"""

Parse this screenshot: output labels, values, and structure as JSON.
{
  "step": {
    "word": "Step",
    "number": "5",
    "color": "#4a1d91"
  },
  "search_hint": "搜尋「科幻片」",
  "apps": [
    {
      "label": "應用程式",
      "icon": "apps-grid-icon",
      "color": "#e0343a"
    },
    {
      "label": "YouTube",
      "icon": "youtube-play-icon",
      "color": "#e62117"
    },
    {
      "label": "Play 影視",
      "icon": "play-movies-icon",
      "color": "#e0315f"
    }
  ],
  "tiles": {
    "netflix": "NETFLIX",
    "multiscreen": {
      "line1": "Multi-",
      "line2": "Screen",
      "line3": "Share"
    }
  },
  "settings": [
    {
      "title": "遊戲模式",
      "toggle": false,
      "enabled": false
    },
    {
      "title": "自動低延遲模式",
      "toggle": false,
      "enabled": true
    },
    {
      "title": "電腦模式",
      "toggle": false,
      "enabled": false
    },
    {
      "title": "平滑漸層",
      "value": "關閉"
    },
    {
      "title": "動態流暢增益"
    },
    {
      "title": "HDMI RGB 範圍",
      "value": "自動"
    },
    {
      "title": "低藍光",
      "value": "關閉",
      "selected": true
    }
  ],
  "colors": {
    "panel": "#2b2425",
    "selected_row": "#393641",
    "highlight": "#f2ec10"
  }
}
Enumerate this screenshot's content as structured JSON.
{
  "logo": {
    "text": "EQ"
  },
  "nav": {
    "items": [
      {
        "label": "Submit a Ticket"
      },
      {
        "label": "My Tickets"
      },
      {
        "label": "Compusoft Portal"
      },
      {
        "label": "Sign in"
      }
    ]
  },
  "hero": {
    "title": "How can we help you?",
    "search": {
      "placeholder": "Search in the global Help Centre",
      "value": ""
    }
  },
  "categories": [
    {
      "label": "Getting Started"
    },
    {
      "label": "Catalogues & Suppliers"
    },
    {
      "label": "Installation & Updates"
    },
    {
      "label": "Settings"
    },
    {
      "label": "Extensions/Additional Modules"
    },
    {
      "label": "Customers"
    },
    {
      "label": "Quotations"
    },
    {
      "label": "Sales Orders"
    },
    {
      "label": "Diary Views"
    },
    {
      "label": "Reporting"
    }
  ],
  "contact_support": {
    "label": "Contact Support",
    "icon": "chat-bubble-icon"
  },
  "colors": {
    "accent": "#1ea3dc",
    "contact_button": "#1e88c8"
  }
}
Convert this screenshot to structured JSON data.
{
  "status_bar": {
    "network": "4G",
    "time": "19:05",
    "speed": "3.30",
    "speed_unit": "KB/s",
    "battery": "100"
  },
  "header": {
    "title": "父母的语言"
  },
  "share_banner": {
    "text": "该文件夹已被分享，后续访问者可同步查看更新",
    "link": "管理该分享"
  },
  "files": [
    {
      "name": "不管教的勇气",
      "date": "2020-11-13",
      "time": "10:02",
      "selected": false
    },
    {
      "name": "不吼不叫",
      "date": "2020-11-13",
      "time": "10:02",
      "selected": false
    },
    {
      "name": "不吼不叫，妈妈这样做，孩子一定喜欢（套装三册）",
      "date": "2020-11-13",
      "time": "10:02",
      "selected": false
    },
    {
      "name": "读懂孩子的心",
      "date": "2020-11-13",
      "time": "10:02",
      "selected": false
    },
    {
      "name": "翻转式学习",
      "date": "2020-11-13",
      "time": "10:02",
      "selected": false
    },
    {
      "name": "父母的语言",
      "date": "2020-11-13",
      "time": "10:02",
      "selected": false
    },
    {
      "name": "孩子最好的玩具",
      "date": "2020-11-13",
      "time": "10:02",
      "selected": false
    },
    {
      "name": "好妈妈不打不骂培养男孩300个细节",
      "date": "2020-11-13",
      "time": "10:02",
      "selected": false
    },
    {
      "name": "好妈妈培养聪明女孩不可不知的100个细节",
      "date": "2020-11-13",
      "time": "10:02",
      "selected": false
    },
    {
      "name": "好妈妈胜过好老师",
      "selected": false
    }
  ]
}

"""

- Directions -
Of the lines in the data, how many contain the word "text"? Provide the number and nothing further.

- Task response -
2